=== Work required ===
Each line below should be reproduced without any alteration.
--- Start ---
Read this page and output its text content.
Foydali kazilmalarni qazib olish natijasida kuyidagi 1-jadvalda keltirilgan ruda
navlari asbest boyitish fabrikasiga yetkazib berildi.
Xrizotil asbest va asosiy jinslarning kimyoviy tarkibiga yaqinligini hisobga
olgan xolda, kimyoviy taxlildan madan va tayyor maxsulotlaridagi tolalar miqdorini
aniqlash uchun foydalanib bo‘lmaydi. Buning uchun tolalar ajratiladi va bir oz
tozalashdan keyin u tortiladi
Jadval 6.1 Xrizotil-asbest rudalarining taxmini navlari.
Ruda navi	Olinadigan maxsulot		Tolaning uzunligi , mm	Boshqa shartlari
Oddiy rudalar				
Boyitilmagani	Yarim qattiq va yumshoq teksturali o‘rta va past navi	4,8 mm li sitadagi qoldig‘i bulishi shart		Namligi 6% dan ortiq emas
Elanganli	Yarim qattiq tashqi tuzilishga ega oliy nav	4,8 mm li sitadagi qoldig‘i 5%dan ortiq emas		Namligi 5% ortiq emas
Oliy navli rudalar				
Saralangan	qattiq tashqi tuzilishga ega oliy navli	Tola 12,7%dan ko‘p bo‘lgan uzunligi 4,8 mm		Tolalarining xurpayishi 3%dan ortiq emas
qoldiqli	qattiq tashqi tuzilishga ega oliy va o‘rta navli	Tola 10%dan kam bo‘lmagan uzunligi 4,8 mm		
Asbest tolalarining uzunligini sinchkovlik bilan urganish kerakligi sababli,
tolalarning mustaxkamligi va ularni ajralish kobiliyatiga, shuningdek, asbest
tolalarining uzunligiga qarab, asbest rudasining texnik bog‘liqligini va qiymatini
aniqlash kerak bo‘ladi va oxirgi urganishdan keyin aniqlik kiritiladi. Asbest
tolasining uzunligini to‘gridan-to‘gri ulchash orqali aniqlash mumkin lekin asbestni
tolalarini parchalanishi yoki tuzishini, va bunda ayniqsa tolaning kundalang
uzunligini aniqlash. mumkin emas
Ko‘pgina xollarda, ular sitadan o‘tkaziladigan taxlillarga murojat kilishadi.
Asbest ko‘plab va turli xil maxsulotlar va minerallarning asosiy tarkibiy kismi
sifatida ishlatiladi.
--- End ---
=== Solution to the problem ===
Read this page and output its text content.
Foydali kazilmalarni qazib olish natijasida kuyidagi 1-jadvalda keltirilgan ruda
navlari asbest boyitish fabrikasiga yetkazib berildi.
Xrizotil asbest va asosiy jinslarning kimyoviy tarkibiga yaqinligini hisobga
olgan xolda, kimyoviy taxlildan madan va tayyor maxsulotlaridagi tolalar miqdorini
aniqlash uchun foydalanib bo‘lmaydi. Buning uchun tolalar ajratiladi va bir oz
tozalashdan keyin u tortiladi
Jadval 6.1 Xrizotil-asbest rudalarining taxmini navlari.
Ruda navi	Olinadigan maxsulot		Tolaning uzunligi , mm	Boshqa shartlari
Oddiy rudalar				
Boyitilmagani	Yarim qattiq va yumshoq teksturali o‘rta va past navi	4,8 mm li sitadagi qoldig‘i bulishi shart		Namligi 6% dan ortiq emas
Elanganli	Yarim qattiq tashqi tuzilishga ega oliy nav	4,8 mm li sitadagi qoldig‘i 5%dan ortiq emas		Namligi 5% ortiq emas
Oliy navli rudalar				
Saralangan	qattiq tashqi tuzilishga ega oliy navli	Tola 12,7%dan ko‘p bo‘lgan uzunligi 4,8 mm		Tolalarining xurpayishi 3%dan ortiq emas
qoldiqli	qattiq tashqi tuzilishga ega oliy va o‘rta navli	Tola 10%dan kam bo‘lmagan uzunligi 4,8 mm		
Asbest tolalarining uzunligini sinchkovlik bilan urganish kerakligi sababli,
tolalarning mustaxkamligi va ularni ajralish kobiliyatiga, shuningdek, asbest
tolalarining uzunligiga qarab, asbest rudasining texnik bog‘liqligini va qiymatini
aniqlash kerak bo‘ladi va oxirgi urganishdan keyin aniqlik kiritiladi. Asbest
tolasining uzunligini to‘gridan-to‘gri ulchash orqali aniqlash mumkin lekin asbestni
tolalarini parchalanishi yoki tuzishini, va bunda ayniqsa tolaning kundalang
uzunligini aniqlash. mumkin emas
Ko‘pgina xollarda, ular sitadan o‘tkaziladigan taxlillarga murojat kilishadi.
Asbest ko‘plab va turli xil maxsulotlar va minerallarning asosiy tarkibiy kismi
sifatida ishlatiladi.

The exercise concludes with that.